Dataset records:
******
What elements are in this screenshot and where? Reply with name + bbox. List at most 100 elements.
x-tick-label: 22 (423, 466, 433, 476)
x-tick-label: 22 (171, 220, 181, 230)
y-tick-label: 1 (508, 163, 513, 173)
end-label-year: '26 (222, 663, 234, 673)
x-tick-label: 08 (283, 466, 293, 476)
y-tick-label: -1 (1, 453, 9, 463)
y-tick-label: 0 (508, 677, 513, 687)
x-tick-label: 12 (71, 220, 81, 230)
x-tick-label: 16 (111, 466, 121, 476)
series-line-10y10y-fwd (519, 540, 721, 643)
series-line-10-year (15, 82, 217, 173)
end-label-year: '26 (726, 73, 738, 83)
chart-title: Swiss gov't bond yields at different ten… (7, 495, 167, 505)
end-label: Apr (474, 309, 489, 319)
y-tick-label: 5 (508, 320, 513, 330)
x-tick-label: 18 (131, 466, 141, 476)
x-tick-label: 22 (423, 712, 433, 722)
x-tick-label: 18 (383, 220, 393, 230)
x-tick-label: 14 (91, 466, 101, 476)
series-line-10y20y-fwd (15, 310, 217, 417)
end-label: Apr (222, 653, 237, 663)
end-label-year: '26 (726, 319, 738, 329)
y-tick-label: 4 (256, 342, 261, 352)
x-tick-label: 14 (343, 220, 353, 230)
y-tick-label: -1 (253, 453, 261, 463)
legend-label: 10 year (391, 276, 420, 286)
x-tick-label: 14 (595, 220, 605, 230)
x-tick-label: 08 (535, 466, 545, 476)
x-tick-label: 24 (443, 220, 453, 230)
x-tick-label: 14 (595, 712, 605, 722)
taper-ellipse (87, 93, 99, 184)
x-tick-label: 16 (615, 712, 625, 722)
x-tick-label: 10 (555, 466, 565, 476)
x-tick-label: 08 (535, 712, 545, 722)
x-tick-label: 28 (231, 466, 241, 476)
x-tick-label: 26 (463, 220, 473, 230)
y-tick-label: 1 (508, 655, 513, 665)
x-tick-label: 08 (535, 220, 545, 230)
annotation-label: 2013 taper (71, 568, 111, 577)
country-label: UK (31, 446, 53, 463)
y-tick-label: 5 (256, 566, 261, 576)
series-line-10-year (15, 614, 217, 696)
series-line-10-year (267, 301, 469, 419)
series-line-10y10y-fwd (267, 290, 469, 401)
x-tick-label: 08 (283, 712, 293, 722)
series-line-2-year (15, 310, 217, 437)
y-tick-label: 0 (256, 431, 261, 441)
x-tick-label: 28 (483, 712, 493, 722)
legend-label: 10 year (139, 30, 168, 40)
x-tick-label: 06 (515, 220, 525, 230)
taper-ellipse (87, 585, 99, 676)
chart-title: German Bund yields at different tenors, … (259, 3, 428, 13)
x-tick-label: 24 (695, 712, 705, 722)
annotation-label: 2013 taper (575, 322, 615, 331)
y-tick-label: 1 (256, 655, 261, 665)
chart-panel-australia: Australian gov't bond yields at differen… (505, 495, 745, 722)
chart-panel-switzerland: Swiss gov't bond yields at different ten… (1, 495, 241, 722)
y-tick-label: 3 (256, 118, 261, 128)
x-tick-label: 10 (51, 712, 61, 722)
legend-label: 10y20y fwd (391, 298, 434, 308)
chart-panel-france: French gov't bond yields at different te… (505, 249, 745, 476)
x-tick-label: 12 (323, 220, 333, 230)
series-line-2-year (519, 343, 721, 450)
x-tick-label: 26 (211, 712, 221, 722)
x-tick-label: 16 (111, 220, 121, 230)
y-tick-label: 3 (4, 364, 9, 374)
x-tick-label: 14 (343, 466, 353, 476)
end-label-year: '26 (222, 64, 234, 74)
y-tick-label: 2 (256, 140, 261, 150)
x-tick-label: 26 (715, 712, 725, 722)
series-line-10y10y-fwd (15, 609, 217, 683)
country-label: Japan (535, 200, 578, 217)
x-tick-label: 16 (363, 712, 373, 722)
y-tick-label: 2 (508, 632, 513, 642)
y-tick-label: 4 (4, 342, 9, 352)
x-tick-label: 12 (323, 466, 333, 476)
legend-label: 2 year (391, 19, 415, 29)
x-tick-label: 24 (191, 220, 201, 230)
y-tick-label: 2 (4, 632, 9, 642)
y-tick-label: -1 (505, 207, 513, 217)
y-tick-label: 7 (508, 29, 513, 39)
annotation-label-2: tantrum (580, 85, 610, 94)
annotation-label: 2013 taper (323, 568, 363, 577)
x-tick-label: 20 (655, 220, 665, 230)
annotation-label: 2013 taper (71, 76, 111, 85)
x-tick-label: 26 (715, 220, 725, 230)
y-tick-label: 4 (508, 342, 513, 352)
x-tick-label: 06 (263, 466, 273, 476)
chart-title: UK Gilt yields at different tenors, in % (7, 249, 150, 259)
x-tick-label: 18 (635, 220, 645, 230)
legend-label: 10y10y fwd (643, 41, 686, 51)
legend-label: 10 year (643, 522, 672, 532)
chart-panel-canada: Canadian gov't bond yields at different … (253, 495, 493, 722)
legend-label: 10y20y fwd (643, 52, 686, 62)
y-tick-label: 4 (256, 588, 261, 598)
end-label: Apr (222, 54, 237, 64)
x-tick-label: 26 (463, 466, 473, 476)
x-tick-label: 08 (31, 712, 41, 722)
******
Task description: Transcribe the records above line for line, keeping every character unchanged.

Written solution:
What elements are in this screenshot and where? Reply with name + bbox. List at most 100 elements.
x-tick-label: 22 (423, 466, 433, 476)
x-tick-label: 22 (171, 220, 181, 230)
y-tick-label: 1 (508, 163, 513, 173)
end-label-year: '26 (222, 663, 234, 673)
x-tick-label: 08 (283, 466, 293, 476)
y-tick-label: -1 (1, 453, 9, 463)
y-tick-label: 0 (508, 677, 513, 687)
x-tick-label: 12 (71, 220, 81, 230)
x-tick-label: 16 (111, 466, 121, 476)
series-line-10y10y-fwd (519, 540, 721, 643)
series-line-10-year (15, 82, 217, 173)
end-label-year: '26 (726, 73, 738, 83)
chart-title: Swiss gov't bond yields at different ten… (7, 495, 167, 505)
end-label: Apr (474, 309, 489, 319)
y-tick-label: 5 (508, 320, 513, 330)
x-tick-label: 18 (131, 466, 141, 476)
x-tick-label: 22 (423, 712, 433, 722)
x-tick-label: 18 (383, 220, 393, 230)
x-tick-label: 14 (91, 466, 101, 476)
series-line-10y20y-fwd (15, 310, 217, 417)
end-label: Apr (222, 653, 237, 663)
end-label-year: '26 (726, 319, 738, 329)
y-tick-label: 4 (256, 342, 261, 352)
x-tick-label: 14 (343, 220, 353, 230)
y-tick-label: -1 (253, 453, 261, 463)
legend-label: 10 year (391, 276, 420, 286)
x-tick-label: 14 (595, 220, 605, 230)
x-tick-label: 08 (535, 466, 545, 476)
x-tick-label: 24 (443, 220, 453, 230)
x-tick-label: 14 (595, 712, 605, 722)
taper-ellipse (87, 93, 99, 184)
x-tick-label: 16 (615, 712, 625, 722)
x-tick-label: 10 (555, 466, 565, 476)
x-tick-label: 08 (535, 712, 545, 722)
x-tick-label: 28 (231, 466, 241, 476)
x-tick-label: 26 (463, 220, 473, 230)
y-tick-label: 1 (508, 655, 513, 665)
x-tick-label: 08 (535, 220, 545, 230)
annotation-label: 2013 taper (71, 568, 111, 577)
country-label: UK (31, 446, 53, 463)
y-tick-label: 5 (256, 566, 261, 576)
series-line-10-year (15, 614, 217, 696)
series-line-10-year (267, 301, 469, 419)
series-line-10y10y-fwd (267, 290, 469, 401)
x-tick-label: 08 (283, 712, 293, 722)
series-line-2-year (15, 310, 217, 437)
y-tick-label: 0 (256, 431, 261, 441)
x-tick-label: 28 (483, 712, 493, 722)
legend-label: 10 year (139, 30, 168, 40)
x-tick-label: 06 (515, 220, 525, 230)
taper-ellipse (87, 585, 99, 676)
chart-title: German Bund yields at different tenors, … (259, 3, 428, 13)
x-tick-label: 24 (695, 712, 705, 722)
annotation-label: 2013 taper (575, 322, 615, 331)
y-tick-label: 1 (256, 655, 261, 665)
chart-panel-australia: Australian gov't bond yields at differen… (505, 495, 745, 722)
chart-panel-switzerland: Swiss gov't bond yields at different ten… (1, 495, 241, 722)
y-tick-label: 3 (256, 118, 261, 128)
x-tick-label: 10 (51, 712, 61, 722)
legend-label: 10y20y fwd (391, 298, 434, 308)
chart-panel-france: French gov't bond yields at different te… (505, 249, 745, 476)
x-tick-label: 12 (323, 220, 333, 230)
series-line-2-year (519, 343, 721, 450)
x-tick-label: 26 (211, 712, 221, 722)
x-tick-label: 16 (111, 220, 121, 230)
y-tick-label: 3 (4, 364, 9, 374)
x-tick-label: 14 (343, 466, 353, 476)
end-label-year: '26 (222, 64, 234, 74)
y-tick-label: 2 (256, 140, 261, 150)
x-tick-label: 26 (715, 712, 725, 722)
series-line-10y10y-fwd (15, 609, 217, 683)
country-label: Japan (535, 200, 578, 217)
x-tick-label: 16 (363, 712, 373, 722)
y-tick-label: 2 (508, 632, 513, 642)
y-tick-label: 4 (4, 342, 9, 352)
x-tick-label: 12 (323, 466, 333, 476)
legend-label: 2 year (391, 19, 415, 29)
x-tick-label: 24 (191, 220, 201, 230)
y-tick-label: 2 (4, 632, 9, 642)
y-tick-label: -1 (505, 207, 513, 217)
y-tick-label: 7 (508, 29, 513, 39)
annotation-label-2: tantrum (580, 85, 610, 94)
annotation-label: 2013 taper (323, 568, 363, 577)
x-tick-label: 20 (655, 220, 665, 230)
annotation-label: 2013 taper (71, 76, 111, 85)
x-tick-label: 26 (715, 220, 725, 230)
y-tick-label: 4 (508, 342, 513, 352)
x-tick-label: 06 (263, 466, 273, 476)
chart-title: UK Gilt yields at different tenors, in % (7, 249, 150, 259)
x-tick-label: 18 (635, 220, 645, 230)
legend-label: 10y10y fwd (643, 41, 686, 51)
legend-label: 10 year (643, 522, 672, 532)
chart-panel-canada: Canadian gov't bond yields at different … (253, 495, 493, 722)
legend-label: 10y20y fwd (643, 52, 686, 62)
y-tick-label: 4 (256, 588, 261, 598)
end-label: Apr (222, 54, 237, 64)
x-tick-label: 26 (463, 466, 473, 476)
x-tick-label: 08 (31, 712, 41, 722)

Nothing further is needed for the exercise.